**Short problem**
Locate the word "Output" in the data below, then copy every line that holds it.

**Provided data**
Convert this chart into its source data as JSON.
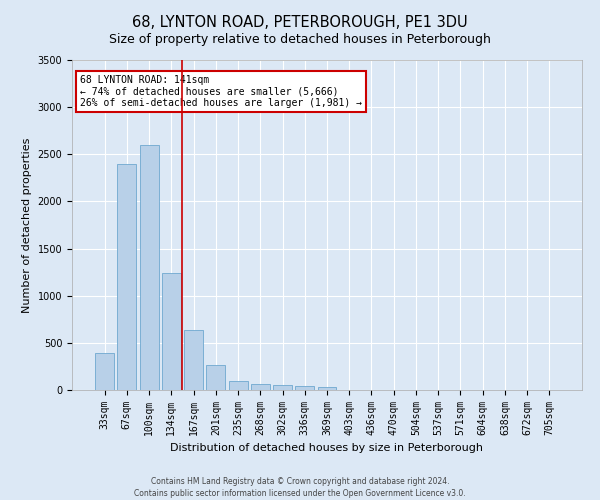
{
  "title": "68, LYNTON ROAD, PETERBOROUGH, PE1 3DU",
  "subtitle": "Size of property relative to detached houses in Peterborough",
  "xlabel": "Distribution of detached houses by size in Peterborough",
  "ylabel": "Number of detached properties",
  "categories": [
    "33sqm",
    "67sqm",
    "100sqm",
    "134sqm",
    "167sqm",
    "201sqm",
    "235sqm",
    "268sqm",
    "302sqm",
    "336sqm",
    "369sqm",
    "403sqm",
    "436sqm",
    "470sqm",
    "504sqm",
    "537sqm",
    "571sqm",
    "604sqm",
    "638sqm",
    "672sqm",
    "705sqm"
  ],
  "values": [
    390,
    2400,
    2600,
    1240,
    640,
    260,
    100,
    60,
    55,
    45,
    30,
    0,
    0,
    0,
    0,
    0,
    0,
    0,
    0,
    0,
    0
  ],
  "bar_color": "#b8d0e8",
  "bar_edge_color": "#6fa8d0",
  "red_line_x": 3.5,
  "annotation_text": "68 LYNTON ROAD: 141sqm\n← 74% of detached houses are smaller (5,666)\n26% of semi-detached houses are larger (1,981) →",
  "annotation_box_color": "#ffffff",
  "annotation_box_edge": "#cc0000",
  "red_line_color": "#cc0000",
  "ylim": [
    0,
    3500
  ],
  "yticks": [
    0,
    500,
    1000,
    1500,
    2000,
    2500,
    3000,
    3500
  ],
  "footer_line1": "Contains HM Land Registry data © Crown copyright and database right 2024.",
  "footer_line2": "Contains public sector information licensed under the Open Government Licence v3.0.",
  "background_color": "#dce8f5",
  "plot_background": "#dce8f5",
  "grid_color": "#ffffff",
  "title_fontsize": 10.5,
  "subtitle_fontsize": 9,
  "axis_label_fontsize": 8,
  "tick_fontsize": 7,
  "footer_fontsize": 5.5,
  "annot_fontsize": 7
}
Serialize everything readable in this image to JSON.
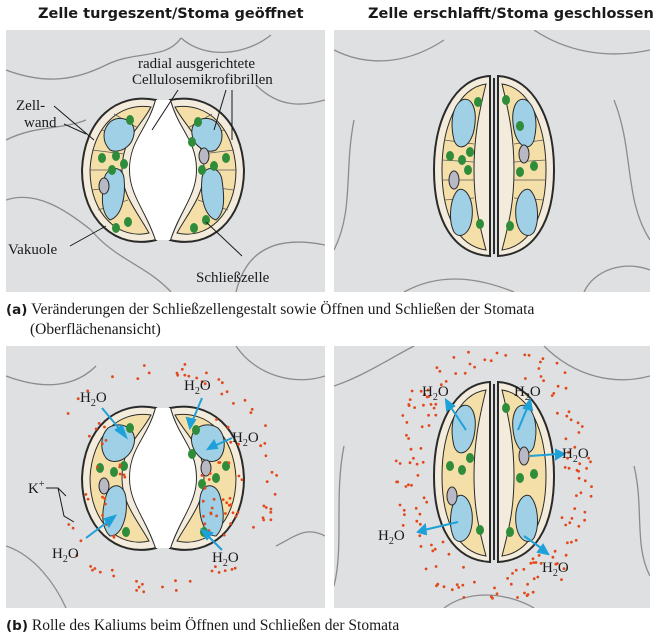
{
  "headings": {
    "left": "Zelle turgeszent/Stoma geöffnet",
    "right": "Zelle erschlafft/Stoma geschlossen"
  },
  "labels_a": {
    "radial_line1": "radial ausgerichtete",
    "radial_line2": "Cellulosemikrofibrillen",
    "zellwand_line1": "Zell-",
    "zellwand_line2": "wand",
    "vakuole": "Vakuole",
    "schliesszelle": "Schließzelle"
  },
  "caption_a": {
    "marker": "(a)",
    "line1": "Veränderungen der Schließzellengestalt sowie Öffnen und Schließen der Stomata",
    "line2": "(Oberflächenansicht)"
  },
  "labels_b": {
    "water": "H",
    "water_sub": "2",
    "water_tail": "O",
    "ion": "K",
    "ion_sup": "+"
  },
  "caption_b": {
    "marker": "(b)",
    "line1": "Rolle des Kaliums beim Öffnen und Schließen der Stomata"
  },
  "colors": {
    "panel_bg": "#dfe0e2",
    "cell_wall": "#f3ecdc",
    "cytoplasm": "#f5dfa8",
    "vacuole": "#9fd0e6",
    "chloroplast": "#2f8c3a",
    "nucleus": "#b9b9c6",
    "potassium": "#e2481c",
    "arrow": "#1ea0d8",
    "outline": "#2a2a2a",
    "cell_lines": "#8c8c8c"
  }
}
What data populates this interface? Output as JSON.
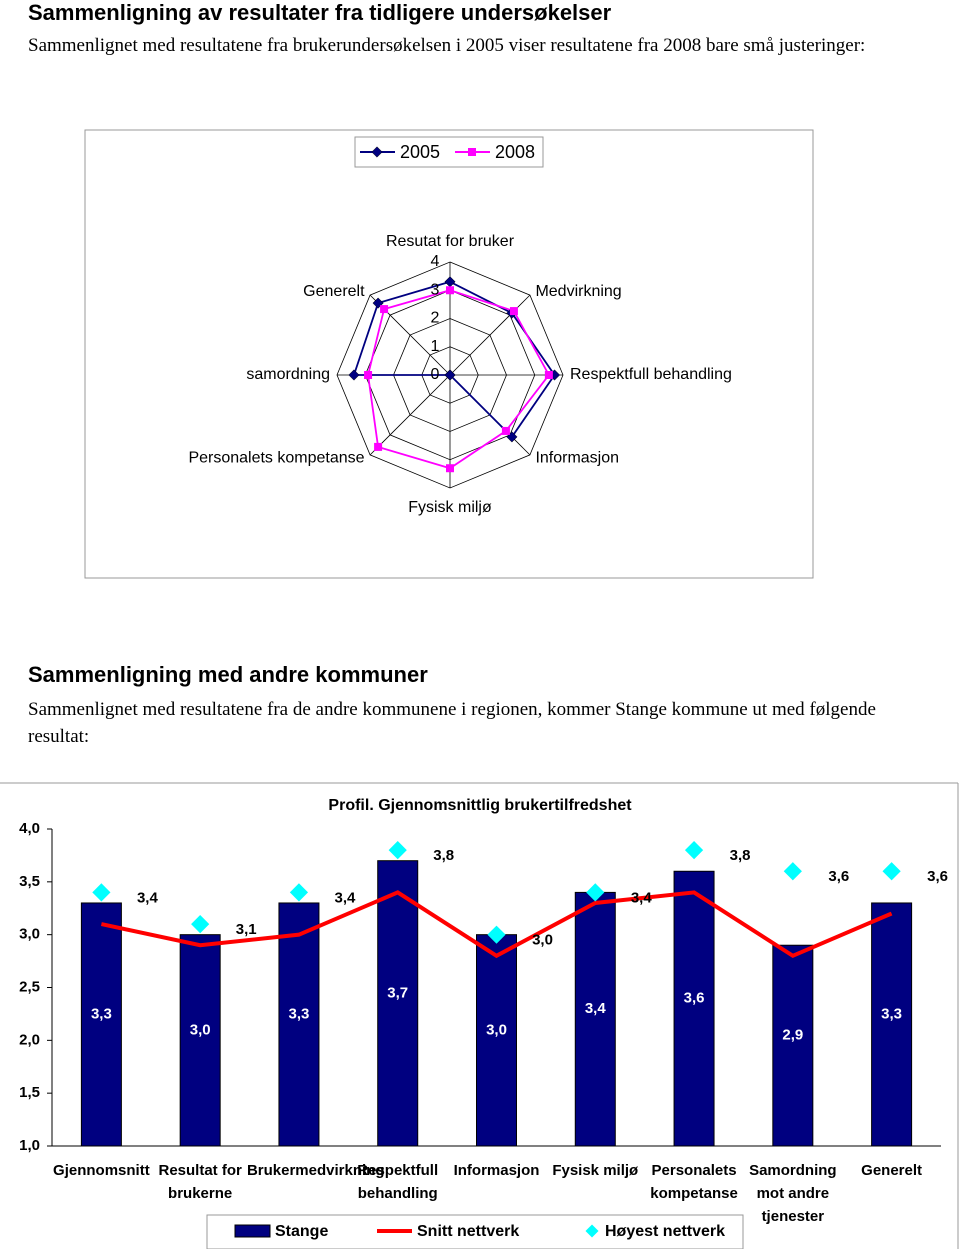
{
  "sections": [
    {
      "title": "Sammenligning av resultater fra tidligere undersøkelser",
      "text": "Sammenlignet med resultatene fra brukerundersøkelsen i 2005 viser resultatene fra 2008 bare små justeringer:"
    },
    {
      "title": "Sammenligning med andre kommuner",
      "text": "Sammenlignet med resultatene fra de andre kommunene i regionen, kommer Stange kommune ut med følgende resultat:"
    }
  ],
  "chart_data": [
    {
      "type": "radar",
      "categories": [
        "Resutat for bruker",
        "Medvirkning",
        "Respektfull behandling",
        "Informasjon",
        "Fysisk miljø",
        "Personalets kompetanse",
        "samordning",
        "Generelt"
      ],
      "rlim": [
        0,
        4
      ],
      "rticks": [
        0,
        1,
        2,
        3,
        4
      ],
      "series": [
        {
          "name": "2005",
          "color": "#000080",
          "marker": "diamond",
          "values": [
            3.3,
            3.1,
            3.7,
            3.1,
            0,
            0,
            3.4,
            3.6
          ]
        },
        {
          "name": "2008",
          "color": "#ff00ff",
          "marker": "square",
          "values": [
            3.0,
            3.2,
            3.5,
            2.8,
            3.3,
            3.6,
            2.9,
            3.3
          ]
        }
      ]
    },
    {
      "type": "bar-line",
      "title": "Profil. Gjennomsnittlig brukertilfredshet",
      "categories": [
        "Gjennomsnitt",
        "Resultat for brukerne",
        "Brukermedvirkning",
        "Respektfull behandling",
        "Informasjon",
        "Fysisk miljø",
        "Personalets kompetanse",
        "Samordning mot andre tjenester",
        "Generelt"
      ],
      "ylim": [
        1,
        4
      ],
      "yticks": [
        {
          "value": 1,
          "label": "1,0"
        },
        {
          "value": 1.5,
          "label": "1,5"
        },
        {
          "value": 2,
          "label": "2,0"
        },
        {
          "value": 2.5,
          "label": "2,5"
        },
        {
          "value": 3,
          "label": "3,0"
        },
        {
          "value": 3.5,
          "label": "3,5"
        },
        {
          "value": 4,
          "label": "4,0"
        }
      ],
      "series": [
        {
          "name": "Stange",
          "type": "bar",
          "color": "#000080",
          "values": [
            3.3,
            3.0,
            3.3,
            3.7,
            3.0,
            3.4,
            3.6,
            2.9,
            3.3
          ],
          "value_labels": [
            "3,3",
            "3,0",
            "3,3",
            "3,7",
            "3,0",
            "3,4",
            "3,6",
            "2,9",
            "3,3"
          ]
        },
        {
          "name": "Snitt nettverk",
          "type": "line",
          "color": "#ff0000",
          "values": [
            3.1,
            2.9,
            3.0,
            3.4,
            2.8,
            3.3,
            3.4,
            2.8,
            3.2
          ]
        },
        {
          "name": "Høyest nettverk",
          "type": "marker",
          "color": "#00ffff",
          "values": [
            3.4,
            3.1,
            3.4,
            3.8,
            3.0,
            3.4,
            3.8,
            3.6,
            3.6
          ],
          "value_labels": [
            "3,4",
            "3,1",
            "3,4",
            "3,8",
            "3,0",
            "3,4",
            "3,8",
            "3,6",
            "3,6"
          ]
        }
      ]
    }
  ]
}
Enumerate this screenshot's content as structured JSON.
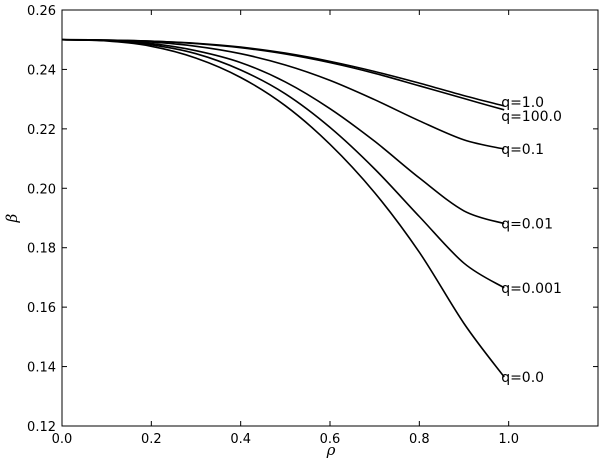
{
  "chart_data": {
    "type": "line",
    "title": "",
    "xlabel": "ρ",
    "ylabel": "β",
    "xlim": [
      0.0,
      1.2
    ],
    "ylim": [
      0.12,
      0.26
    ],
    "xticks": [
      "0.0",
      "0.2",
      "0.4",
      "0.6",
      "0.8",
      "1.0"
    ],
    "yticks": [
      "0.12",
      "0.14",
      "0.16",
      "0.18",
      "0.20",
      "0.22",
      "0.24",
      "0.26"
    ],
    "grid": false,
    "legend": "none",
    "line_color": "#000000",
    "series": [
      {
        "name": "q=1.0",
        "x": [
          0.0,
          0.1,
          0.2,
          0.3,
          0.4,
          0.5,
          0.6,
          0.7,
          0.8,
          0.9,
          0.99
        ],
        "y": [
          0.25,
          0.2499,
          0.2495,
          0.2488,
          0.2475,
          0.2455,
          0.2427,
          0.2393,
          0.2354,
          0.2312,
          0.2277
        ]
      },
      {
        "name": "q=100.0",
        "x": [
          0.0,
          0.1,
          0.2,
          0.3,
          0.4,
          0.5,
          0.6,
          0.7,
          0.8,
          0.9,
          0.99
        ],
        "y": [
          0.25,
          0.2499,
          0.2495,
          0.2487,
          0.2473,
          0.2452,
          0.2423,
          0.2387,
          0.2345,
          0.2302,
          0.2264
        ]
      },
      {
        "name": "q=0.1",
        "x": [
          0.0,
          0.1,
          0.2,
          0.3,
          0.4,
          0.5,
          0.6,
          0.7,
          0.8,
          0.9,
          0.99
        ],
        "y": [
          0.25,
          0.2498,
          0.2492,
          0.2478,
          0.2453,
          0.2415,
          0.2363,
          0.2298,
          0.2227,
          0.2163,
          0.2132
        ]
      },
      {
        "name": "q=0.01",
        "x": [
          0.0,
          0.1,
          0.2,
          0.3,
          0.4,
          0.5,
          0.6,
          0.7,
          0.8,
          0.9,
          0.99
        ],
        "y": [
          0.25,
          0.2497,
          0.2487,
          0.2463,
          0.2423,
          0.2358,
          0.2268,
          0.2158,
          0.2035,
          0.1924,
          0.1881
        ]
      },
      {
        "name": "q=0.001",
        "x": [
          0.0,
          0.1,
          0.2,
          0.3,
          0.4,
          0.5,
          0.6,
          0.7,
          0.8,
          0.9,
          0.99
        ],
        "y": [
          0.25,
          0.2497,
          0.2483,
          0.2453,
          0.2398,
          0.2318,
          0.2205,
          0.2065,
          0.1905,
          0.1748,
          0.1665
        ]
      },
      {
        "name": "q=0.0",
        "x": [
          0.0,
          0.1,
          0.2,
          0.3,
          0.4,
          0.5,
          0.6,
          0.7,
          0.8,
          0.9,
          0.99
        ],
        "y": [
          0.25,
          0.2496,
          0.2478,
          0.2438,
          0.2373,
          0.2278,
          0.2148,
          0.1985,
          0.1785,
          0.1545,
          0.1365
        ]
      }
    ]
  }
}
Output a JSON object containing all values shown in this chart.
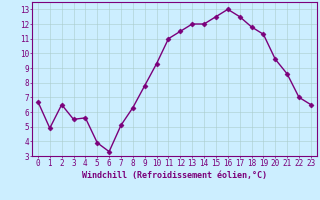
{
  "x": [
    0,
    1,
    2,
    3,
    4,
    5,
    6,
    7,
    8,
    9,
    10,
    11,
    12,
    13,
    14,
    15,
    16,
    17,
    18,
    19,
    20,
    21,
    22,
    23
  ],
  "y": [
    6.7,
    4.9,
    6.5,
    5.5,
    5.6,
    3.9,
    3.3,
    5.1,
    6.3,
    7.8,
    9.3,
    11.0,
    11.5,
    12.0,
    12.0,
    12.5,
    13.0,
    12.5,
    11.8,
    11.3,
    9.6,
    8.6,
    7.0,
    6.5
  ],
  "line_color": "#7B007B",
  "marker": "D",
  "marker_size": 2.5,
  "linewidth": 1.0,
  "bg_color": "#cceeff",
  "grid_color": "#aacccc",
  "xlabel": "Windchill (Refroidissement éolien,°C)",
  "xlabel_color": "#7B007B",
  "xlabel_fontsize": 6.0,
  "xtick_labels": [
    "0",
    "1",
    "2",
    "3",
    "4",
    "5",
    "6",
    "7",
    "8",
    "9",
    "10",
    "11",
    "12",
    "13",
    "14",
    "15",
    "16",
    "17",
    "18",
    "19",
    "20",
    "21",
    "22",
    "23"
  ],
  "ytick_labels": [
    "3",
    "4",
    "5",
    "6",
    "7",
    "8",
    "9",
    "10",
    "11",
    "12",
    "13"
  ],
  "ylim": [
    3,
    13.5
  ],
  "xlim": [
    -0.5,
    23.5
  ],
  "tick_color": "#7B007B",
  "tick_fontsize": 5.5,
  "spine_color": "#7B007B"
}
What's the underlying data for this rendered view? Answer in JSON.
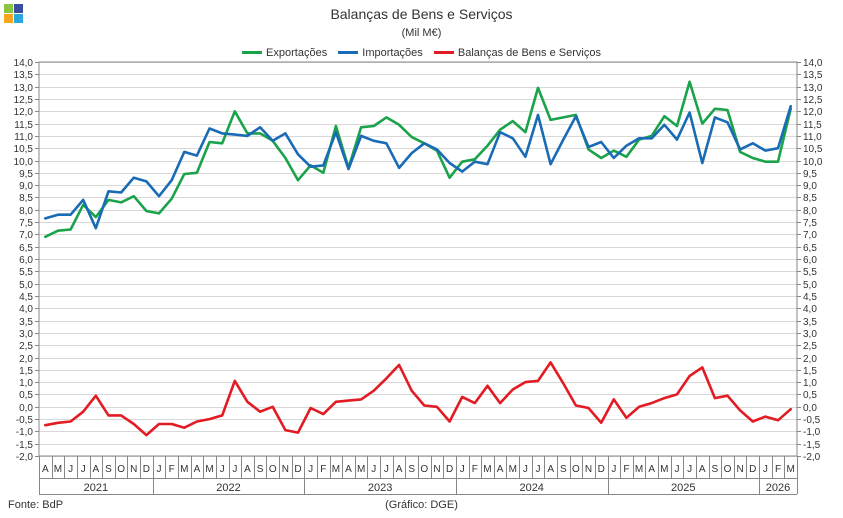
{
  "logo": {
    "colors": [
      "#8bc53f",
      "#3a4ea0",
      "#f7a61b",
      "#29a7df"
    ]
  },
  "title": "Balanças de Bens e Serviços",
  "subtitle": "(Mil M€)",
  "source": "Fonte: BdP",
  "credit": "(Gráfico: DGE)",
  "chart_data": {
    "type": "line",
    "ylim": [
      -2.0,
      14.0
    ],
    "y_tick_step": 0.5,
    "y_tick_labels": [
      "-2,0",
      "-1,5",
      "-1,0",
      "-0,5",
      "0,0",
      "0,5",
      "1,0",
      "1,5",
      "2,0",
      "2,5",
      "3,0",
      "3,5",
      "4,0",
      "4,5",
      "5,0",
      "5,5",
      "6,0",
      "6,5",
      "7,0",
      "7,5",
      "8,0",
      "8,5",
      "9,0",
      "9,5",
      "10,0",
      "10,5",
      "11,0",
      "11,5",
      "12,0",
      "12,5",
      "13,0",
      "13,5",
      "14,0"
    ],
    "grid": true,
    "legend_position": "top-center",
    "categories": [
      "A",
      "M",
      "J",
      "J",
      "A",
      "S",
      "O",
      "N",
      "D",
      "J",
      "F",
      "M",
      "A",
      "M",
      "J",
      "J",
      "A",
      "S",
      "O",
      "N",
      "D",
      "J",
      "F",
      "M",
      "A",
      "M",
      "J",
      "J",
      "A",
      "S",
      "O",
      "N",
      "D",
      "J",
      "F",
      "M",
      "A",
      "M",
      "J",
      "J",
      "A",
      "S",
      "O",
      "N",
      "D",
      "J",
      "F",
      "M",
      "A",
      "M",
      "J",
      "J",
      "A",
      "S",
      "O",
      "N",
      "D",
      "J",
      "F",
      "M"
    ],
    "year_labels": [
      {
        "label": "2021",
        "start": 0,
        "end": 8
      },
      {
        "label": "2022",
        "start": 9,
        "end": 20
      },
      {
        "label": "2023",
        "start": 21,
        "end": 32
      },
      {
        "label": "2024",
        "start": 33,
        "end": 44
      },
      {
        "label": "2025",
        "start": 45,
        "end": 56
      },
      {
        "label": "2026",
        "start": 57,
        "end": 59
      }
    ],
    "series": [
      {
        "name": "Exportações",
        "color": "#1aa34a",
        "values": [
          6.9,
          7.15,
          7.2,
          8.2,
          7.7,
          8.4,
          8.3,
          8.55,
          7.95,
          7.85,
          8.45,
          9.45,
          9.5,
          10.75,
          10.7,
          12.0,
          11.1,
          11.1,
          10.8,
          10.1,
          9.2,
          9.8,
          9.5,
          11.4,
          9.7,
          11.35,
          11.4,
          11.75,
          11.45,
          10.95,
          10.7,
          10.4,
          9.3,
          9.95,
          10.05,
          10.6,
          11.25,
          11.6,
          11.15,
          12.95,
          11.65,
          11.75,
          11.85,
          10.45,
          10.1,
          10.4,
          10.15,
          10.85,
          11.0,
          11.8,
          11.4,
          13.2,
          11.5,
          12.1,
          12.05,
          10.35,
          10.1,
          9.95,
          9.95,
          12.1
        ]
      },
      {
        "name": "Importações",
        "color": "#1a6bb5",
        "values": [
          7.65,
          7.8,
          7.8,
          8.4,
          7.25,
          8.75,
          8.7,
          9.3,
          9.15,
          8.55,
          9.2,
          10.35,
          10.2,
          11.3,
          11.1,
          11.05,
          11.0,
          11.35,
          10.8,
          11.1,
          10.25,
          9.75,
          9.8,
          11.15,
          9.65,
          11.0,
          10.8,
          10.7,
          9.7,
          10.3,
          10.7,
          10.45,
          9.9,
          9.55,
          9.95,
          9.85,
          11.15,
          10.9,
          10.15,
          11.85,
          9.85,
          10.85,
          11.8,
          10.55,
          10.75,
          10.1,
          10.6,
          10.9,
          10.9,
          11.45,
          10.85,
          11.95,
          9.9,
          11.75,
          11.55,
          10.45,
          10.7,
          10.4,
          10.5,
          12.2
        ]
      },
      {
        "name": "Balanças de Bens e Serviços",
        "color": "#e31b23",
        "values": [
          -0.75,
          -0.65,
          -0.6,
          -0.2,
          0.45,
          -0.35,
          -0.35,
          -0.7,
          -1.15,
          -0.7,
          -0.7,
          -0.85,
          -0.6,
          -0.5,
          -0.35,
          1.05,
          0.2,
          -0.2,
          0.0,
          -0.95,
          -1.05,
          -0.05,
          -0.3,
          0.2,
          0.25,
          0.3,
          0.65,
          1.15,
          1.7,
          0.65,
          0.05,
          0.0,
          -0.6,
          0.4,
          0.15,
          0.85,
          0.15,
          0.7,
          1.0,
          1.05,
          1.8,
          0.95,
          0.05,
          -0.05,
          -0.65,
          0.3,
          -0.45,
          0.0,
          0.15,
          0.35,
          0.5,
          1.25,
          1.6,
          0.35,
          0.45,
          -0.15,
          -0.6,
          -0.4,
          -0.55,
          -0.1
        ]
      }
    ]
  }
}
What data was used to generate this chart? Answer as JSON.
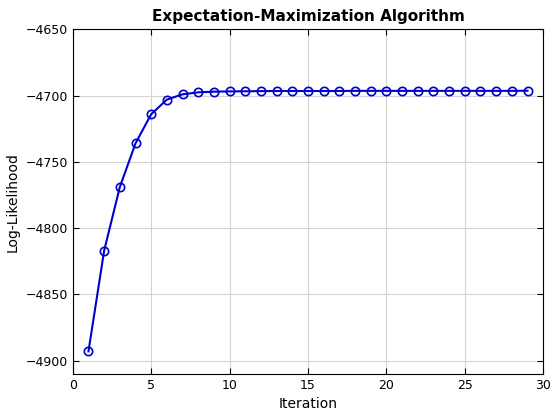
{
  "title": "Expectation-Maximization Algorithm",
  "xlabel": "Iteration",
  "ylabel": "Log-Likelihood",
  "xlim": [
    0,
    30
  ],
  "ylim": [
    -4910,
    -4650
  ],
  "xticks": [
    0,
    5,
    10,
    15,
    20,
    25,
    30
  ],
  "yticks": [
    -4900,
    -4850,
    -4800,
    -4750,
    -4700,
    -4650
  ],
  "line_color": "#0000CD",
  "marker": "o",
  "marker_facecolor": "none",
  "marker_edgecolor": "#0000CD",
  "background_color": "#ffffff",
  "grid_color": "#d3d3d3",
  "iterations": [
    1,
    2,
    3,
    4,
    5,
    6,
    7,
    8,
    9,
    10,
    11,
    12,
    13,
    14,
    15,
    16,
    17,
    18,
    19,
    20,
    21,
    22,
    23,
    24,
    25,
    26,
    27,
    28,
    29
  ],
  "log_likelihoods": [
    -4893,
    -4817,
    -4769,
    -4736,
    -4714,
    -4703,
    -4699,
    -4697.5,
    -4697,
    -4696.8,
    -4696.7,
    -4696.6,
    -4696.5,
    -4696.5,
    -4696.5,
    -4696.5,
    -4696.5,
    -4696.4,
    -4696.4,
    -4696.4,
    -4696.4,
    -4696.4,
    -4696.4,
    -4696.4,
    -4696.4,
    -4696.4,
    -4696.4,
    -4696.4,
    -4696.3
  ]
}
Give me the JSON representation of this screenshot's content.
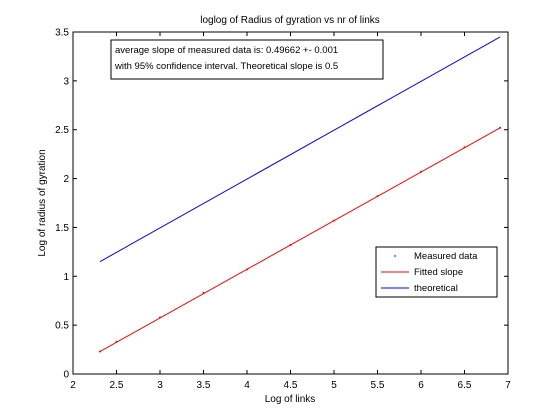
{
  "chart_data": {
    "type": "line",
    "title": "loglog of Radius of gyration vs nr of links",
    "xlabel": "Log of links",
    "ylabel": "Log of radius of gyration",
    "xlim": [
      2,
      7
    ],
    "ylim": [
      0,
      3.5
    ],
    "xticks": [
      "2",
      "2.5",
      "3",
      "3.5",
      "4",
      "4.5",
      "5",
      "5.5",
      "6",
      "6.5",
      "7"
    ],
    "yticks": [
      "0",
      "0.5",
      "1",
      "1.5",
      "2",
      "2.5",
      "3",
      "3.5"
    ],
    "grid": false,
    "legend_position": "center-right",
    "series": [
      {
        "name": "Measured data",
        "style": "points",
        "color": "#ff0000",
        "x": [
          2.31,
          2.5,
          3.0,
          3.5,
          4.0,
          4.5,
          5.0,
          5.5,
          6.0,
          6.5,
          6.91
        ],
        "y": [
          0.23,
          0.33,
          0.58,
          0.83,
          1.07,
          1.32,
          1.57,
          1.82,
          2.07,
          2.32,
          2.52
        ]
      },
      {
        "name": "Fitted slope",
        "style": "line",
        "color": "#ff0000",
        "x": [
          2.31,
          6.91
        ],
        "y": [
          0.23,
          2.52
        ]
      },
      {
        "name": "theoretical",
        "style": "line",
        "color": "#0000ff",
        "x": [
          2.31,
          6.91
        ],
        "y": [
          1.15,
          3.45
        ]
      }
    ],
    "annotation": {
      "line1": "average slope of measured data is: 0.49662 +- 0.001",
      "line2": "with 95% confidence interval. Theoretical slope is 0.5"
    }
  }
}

**The reply**
What data populates this interface? Output as JSON.
Output a JSON object containing all values shown in this chart.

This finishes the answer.